(GIVEN PROBLEM):
Copy out the complete listing, word for word.

(SUPPLIED DATA):
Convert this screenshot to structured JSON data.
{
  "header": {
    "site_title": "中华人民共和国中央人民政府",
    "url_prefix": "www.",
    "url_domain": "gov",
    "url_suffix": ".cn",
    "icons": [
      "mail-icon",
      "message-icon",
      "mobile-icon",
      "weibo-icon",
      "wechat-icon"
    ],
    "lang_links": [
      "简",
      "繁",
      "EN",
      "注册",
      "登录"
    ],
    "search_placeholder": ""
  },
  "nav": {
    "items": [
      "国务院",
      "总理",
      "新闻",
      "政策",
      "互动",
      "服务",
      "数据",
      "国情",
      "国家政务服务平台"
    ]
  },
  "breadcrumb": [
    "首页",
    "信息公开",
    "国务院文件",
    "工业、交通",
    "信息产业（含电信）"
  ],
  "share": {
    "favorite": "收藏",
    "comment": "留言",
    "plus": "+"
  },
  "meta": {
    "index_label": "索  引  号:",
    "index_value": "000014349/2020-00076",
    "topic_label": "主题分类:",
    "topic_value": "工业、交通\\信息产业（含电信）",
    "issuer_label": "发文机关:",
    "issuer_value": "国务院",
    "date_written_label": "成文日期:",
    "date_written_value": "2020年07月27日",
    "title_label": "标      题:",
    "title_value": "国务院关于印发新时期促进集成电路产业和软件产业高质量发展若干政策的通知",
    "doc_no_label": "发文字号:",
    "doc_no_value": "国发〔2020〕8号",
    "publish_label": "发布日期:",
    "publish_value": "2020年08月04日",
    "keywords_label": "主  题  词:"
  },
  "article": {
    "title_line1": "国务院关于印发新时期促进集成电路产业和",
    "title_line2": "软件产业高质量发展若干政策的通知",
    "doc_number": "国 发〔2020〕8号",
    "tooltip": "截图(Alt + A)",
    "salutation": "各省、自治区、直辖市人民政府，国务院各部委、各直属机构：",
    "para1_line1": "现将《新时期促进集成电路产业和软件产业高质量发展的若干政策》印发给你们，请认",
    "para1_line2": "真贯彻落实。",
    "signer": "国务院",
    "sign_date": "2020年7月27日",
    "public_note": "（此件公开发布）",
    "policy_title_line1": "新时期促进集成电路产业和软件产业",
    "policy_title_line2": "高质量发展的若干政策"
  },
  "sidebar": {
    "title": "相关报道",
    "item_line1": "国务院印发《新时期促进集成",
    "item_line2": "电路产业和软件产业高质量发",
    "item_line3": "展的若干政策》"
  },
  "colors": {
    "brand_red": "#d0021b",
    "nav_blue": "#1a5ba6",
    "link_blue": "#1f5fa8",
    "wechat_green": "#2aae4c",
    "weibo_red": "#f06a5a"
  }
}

(RESULT OF THIS EXERCISE):
Convert this screenshot to structured JSON data.
{
  "header": {
    "site_title": "中华人民共和国中央人民政府",
    "url_prefix": "www.",
    "url_domain": "gov",
    "url_suffix": ".cn",
    "icons": [
      "mail-icon",
      "message-icon",
      "mobile-icon",
      "weibo-icon",
      "wechat-icon"
    ],
    "lang_links": [
      "简",
      "繁",
      "EN",
      "注册",
      "登录"
    ],
    "search_placeholder": ""
  },
  "nav": {
    "items": [
      "国务院",
      "总理",
      "新闻",
      "政策",
      "互动",
      "服务",
      "数据",
      "国情",
      "国家政务服务平台"
    ]
  },
  "breadcrumb": [
    "首页",
    "信息公开",
    "国务院文件",
    "工业、交通",
    "信息产业（含电信）"
  ],
  "share": {
    "favorite": "收藏",
    "comment": "留言",
    "plus": "+"
  },
  "meta": {
    "index_label": "索  引  号:",
    "index_value": "000014349/2020-00076",
    "topic_label": "主题分类:",
    "topic_value": "工业、交通\\信息产业（含电信）",
    "issuer_label": "发文机关:",
    "issuer_value": "国务院",
    "date_written_label": "成文日期:",
    "date_written_value": "2020年07月27日",
    "title_label": "标      题:",
    "title_value": "国务院关于印发新时期促进集成电路产业和软件产业高质量发展若干政策的通知",
    "doc_no_label": "发文字号:",
    "doc_no_value": "国发〔2020〕8号",
    "publish_label": "发布日期:",
    "publish_value": "2020年08月04日",
    "keywords_label": "主  题  词:"
  },
  "article": {
    "title_line1": "国务院关于印发新时期促进集成电路产业和",
    "title_line2": "软件产业高质量发展若干政策的通知",
    "doc_number": "国 发〔2020〕8号",
    "tooltip": "截图(Alt + A)",
    "salutation": "各省、自治区、直辖市人民政府，国务院各部委、各直属机构：",
    "para1_line1": "现将《新时期促进集成电路产业和软件产业高质量发展的若干政策》印发给你们，请认",
    "para1_line2": "真贯彻落实。",
    "signer": "国务院",
    "sign_date": "2020年7月27日",
    "public_note": "（此件公开发布）",
    "policy_title_line1": "新时期促进集成电路产业和软件产业",
    "policy_title_line2": "高质量发展的若干政策"
  },
  "sidebar": {
    "title": "相关报道",
    "item_line1": "国务院印发《新时期促进集成",
    "item_line2": "电路产业和软件产业高质量发",
    "item_line3": "展的若干政策》"
  },
  "colors": {
    "brand_red": "#d0021b",
    "nav_blue": "#1a5ba6",
    "link_blue": "#1f5fa8",
    "wechat_green": "#2aae4c",
    "weibo_red": "#f06a5a"
  }
}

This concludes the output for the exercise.